§ CONSEGNA:
Stabilisci se ciascuna delle affermazioni numerate concorda con il brano sul giuramento di Badshah Khan. Per ognuna rispondi sì o no e cita tra virgolette le parole del brano che lo dimostrano.
1. Un invito di Badshah Khan ai suoi seguaci richiama un sogno di Francesco d’Assisi.
2. La cultura in cui è nato chi presta il giuramento dà poca importanza ai giuramenti.
3. Per chi è cresciuto in quella cultura è facile astenersi dalla violenza.

Gli impegni del giuramento hanno sia la solennità delle decisioni fermamente abbracciate per tutta la vita che l’afflato spirituale di chi sa di mettersi al servizio di ideali più alti. Non a caso uno degli inviti rivolto da Badshah Khan ai suoi seguaci ricorda il sogno avuto da Francesco d’Assisi per “riparare la Chiesa in rovina”, quella di San Damiano e quella di Cristo: “O pashtun, la tua casa è andata in rovina. Levati e ricostruiscila e ricorda a quale stirpe appartieni!”.

Astenersi dalla violenza e dalla vendetta è impresa ardua per chiunque, ma in modo particolare per chi è nato e cresciuto in una cultura che considera normale abbinare il coraggio e la fierezza alla forza fisica. Ma d’altro canto, se quella stessa cultura considera sacro e inviolabile il giuramento, ecco che impegnarsi a servire l’umanità nel nome di Dio, a rifiutare l’antisocialità e la creazione di nemici diventa uno strumento potente per perseguire il bene comune. E questo in nome della propria fede islamica: “Ho un solo metro di misura, ed è la misura del proprio abbandonarsi a Dio … Non c’è niente di sorprendente nel fatto che un musulmano o un pashtun come me aderisca alla fede della nonviolenza … Musulmano è chi non ferisce mai nessuno, né con parole né con azioni, e lavora invece per il benessere e la felicità delle creature di Dio”.

§ DATI FORNITI:
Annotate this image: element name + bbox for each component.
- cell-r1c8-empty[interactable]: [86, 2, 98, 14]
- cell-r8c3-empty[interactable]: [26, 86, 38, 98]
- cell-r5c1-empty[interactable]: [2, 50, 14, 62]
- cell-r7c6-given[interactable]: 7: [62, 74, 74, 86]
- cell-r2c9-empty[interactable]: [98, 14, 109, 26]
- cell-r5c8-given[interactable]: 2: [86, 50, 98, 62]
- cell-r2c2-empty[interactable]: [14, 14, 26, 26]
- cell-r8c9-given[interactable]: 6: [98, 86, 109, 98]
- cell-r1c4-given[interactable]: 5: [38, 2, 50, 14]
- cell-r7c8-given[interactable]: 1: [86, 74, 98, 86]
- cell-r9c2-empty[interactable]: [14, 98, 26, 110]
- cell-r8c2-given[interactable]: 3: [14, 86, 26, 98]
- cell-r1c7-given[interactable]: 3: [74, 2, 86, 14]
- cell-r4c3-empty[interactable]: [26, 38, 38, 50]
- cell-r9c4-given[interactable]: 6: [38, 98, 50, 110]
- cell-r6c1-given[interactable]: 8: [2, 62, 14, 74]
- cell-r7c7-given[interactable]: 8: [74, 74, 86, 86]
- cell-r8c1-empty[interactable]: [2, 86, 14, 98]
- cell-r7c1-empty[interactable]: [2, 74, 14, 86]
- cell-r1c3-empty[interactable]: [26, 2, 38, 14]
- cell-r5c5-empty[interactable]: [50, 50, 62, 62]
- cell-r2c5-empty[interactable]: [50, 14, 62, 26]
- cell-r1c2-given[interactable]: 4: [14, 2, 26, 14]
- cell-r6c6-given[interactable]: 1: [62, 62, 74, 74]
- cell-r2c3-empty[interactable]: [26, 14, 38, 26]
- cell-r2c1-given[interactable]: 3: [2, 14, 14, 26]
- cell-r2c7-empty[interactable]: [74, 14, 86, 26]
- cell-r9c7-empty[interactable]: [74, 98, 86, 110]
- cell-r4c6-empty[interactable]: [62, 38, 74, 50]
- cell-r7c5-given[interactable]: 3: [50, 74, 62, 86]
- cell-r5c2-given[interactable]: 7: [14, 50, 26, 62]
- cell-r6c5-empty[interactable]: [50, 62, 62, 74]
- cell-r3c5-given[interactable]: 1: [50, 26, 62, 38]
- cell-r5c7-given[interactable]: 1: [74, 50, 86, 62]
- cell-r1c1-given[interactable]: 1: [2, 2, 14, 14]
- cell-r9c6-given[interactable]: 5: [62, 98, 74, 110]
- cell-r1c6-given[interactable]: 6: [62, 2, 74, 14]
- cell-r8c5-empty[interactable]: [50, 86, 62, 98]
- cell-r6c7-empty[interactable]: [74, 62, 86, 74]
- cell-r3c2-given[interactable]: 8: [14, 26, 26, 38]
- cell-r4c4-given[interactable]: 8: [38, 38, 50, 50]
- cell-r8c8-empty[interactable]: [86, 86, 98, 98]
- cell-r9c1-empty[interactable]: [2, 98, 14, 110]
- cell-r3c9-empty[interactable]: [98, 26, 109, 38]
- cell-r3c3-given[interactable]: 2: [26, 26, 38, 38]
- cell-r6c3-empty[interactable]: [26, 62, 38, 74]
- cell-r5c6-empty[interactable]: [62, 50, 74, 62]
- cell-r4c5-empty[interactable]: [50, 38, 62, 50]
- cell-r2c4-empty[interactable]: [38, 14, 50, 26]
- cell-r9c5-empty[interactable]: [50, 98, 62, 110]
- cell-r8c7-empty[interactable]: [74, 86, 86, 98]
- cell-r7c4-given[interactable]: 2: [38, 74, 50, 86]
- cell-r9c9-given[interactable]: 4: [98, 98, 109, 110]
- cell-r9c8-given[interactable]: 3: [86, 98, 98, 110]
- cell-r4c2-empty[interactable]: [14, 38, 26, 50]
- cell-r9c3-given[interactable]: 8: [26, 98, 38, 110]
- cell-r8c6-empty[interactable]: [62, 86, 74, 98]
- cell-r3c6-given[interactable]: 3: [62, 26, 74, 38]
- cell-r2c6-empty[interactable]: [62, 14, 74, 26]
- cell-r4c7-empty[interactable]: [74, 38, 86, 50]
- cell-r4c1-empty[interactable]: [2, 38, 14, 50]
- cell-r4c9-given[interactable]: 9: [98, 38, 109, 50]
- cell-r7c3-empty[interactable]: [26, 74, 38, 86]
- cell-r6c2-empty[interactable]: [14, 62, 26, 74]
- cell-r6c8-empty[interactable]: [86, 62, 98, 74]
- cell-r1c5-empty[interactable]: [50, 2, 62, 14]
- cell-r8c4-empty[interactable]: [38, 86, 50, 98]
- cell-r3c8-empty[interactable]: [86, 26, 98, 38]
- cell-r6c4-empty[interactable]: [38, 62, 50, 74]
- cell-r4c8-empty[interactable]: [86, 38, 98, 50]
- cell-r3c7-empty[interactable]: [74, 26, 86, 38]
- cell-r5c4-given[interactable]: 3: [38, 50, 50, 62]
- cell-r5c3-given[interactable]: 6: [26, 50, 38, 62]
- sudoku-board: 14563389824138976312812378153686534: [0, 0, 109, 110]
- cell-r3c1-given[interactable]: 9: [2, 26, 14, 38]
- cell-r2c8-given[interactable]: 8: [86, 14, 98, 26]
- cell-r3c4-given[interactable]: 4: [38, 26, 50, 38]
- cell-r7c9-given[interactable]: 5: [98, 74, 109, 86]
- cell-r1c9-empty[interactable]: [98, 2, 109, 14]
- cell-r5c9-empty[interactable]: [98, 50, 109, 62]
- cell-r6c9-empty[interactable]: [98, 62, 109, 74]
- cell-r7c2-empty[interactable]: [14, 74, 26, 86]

§ SOLUZIONE:
1. Sì: «uno degli inviti rivolto da Badshah Khan ai suoi seguaci ricorda il sogno avuto da Francesco d’Assisi».
2. No: «quella stessa cultura considera sacro e inviolabile il giuramento».
3. No: «Astenersi dalla violenza e dalla vendetta è impresa ardua per chiunque, ma in modo particolare per chi è nato e cresciuto in una cultura che considera normale abbinare il coraggio e la fierezza alla forza fisica».